Directions for this task
Answer with a single number, the count of lines holding the word "torno".
++++++++++++++++++++
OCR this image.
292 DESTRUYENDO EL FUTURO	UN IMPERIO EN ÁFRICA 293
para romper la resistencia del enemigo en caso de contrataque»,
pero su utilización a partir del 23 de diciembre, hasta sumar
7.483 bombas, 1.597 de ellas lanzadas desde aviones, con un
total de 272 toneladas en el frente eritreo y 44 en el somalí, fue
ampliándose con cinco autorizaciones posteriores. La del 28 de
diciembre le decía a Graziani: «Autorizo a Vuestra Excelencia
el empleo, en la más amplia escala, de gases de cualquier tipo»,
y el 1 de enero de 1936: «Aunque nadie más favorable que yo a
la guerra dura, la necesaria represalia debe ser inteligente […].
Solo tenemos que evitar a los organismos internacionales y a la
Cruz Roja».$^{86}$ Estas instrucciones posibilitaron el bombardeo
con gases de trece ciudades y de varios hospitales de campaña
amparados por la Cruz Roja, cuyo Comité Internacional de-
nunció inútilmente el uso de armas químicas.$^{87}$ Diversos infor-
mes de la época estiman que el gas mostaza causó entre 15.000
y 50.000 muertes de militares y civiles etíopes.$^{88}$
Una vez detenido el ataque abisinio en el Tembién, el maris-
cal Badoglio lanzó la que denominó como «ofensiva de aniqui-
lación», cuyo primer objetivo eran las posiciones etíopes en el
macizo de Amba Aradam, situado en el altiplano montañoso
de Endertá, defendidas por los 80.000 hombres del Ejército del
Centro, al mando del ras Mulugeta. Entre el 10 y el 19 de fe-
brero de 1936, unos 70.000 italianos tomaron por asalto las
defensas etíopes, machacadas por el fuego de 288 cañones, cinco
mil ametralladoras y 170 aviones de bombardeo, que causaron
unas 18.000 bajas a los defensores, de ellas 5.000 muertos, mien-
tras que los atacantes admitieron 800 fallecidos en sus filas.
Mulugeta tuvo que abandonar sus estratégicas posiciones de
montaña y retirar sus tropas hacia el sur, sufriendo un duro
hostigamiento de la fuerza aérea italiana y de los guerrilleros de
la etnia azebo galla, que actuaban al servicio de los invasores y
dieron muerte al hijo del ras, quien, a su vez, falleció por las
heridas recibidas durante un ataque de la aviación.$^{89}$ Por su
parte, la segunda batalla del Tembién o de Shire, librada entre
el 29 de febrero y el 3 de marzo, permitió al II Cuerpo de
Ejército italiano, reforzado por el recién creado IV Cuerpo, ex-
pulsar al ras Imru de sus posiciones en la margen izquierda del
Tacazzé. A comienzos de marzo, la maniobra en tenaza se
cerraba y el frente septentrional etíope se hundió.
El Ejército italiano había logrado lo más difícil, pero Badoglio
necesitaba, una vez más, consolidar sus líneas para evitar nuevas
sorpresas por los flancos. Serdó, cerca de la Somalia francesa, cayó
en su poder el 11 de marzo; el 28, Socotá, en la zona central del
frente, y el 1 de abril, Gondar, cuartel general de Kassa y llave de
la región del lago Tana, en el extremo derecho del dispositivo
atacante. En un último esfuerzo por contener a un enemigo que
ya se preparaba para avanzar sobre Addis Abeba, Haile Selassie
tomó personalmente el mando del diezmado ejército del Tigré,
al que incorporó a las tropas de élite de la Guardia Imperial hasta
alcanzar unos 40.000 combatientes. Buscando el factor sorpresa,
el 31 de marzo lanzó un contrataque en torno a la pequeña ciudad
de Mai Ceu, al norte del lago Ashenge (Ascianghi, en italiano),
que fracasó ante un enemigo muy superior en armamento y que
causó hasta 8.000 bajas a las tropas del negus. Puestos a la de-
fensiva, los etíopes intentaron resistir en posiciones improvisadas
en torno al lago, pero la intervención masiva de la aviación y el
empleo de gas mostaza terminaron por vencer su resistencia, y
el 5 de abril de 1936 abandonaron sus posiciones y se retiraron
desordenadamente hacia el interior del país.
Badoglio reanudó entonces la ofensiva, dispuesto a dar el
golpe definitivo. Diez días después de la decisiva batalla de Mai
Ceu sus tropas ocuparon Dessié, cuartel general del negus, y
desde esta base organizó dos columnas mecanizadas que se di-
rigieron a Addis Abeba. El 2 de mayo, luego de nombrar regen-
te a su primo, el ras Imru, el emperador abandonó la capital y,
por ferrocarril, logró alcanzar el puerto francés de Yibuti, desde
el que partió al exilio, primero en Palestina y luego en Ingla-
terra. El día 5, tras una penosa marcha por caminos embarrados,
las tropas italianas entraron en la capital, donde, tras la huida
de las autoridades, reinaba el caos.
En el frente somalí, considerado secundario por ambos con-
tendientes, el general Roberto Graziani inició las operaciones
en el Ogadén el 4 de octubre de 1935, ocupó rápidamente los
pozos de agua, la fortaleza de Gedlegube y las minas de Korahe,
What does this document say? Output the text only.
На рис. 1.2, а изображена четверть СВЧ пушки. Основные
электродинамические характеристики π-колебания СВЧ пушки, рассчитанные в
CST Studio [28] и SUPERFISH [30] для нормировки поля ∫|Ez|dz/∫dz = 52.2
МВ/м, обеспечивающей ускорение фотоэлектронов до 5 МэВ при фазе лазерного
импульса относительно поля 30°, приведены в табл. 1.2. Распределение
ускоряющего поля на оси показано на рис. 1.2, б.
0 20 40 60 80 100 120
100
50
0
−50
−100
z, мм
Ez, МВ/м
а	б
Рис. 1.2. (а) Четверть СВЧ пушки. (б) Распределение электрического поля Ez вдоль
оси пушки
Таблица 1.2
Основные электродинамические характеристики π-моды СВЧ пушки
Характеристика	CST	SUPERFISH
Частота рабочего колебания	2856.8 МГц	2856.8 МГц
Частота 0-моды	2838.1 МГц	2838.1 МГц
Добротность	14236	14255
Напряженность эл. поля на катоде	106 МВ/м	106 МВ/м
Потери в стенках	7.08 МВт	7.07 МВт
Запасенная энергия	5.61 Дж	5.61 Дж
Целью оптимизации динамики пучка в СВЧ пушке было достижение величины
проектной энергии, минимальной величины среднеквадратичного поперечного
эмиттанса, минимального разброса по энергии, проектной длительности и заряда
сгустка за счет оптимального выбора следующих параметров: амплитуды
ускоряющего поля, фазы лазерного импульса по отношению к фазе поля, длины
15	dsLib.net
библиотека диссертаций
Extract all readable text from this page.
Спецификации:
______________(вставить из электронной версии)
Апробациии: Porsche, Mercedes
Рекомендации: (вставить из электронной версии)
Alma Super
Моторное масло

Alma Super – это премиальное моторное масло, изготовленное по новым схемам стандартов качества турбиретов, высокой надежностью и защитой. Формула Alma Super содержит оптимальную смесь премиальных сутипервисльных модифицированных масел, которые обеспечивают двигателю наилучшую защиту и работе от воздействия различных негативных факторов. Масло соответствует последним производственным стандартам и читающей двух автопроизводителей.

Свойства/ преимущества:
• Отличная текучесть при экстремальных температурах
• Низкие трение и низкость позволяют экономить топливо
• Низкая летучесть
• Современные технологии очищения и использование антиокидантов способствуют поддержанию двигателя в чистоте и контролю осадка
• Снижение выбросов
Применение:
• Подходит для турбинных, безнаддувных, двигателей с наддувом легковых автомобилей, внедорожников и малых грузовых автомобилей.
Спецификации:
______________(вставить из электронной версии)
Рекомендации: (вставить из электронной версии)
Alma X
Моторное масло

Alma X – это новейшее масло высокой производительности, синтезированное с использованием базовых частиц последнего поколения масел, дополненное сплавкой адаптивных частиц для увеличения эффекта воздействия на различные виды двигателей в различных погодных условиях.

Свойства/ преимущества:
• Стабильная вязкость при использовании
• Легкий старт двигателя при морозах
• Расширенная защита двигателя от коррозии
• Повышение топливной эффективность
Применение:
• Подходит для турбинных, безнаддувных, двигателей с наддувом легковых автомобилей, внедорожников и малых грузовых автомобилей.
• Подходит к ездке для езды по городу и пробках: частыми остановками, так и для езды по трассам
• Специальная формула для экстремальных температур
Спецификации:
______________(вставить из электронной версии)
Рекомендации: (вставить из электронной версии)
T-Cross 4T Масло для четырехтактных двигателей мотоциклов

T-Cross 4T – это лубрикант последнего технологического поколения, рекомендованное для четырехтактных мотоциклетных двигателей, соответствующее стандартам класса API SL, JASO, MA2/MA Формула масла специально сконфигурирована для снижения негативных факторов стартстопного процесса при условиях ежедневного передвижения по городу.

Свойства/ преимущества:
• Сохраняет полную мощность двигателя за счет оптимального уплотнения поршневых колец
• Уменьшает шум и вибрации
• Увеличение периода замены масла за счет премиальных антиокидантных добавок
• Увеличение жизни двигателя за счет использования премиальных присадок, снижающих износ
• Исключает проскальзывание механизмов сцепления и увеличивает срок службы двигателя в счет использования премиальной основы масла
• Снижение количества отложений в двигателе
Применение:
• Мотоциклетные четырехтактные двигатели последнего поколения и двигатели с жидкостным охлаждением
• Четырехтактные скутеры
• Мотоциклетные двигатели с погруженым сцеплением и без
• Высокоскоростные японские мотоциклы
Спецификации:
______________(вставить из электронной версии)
++++++++++++++++++++
Exercise solution
2